- WHAT YOU NEED TO DO:
If a line in the entries below includes the string "CARE", copy it out.

**** INPUT RECORDS

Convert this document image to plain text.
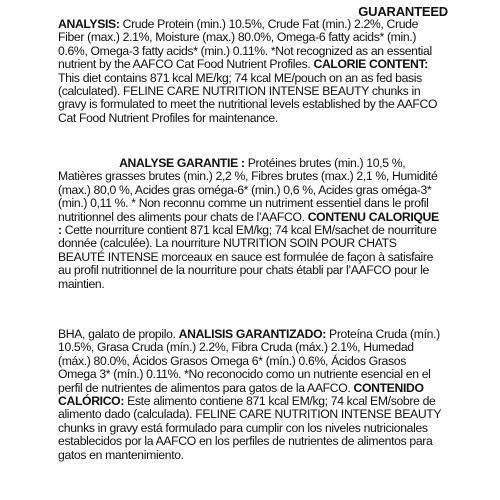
GUARANTEED

ANALYSIS: Crude Protein (min.) 10.5%, Crude Fat (min.) 2.2%, Crude Fiber (max.) 2.1%, Moisture (max.) 80.0%, Omega-6 fatty acids* (min.) 0.6%, Omega-3 fatty acids* (min.) 0.11%. *Not recognized as an essential nutrient by the AAFCO Cat Food Nutrient Profiles. CALORIE CONTENT: This diet contains 871 kcal ME/kg; 74 kcal ME/pouch on an as fed basis (calculated). FELINE CARE NUTRITION INTENSE BEAUTY chunks in gravy is formulated to meet the nutritional levels established by the AAFCO Cat Food Nutrient Profiles for maintenance.

ANALYSE GARANTIE : Protéines brutes (min.) 10,5 %, Matières grasses brutes (min.) 2,2 %, Fibres brutes (max.) 2,1 %, Humidité (max.) 80,0 %, Acides gras oméga-6* (min.) 0,6 %, Acides gras oméga-3* (min.) 0,11 %. * Non reconnu comme un nutriment essentiel dans le profil nutritionnel des aliments pour chats de l’AAFCO. CONTENU CALORIQUE : Cette nourriture contient 871 kcal EM/kg; 74 kcal EM/sachet de nourriture donnée (calculée). La nourriture NUTRITION SOIN POUR CHATS BEAUTÉ INTENSE morceaux en sauce est formulée de façon à satisfaire au profil nutritionnel de la nourriture pour chats établi par l’AAFCO pour le maintien.

BHA, galato de propilo. ANALISIS GARANTIZADO: Proteína Cruda (mín.) 10.5%, Grasa Cruda (mín.) 2.2%, Fibra Cruda (máx.) 2.1%, Humedad (máx.) 80.0%, Ácidos Grasos Omega 6* (mín.) 0.6%, Ácidos Grasos Omega 3* (mín.) 0.11%. *No reconocido como un nutriente esencial en el perfil de nutrientes de alimentos para gatos de la AAFCO. CONTENIDO CALÓRICO: Este alimento contiene 871 kcal EM/kg; 74 kcal EM/sobre de alimento dado (calculada). FELINE CARE NUTRITION INTENSE BEAUTY chunks in gravy está formulado para cumplir con los niveles nutricionales establecidos por la AAFCO en los perfiles de nutrientes de alimentos para gatos en mantenimiento.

********

- EXERCISE RESULT:
ANALYSIS: Crude Protein (min.) 10.5%, Crude Fat (min.) 2.2%, Crude Fiber (max.) 2.1%, Moisture (max.) 80.0%, Omega-6 fatty acids* (min.) 0.6%, Omega-3 fatty acids* (min.) 0.11%. *Not recognized as an essential nutrient by the AAFCO Cat Food Nutrient Profiles. CALORIE CONTENT: This diet contains 871 kcal ME/kg; 74 kcal ME/pouch on an as fed basis (calculated). FELINE CARE NUTRITION INTENSE BEAUTY chunks in gravy is formulated to meet the nutritional levels established by the AAFCO Cat Food Nutrient Profiles for maintenance.
BHA, galato de propilo. ANALISIS GARANTIZADO: Proteína Cruda (mín.) 10.5%, Grasa Cruda (mín.) 2.2%, Fibra Cruda (máx.) 2.1%, Humedad (máx.) 80.0%, Ácidos Grasos Omega 6* (mín.) 0.6%, Ácidos Grasos Omega 3* (mín.) 0.11%. *No reconocido como un nutriente esencial en el perfil de nutrientes de alimentos para gatos de la AAFCO. CONTENIDO CALÓRICO: Este alimento contiene 871 kcal EM/kg; 74 kcal EM/sobre de alimento dado (calculada). FELINE CARE NUTRITION INTENSE BEAUTY chunks in gravy está formulado para cumplir con los niveles nutricionales establecidos por la AAFCO en los perfiles de nutrientes de alimentos para gatos en mantenimiento.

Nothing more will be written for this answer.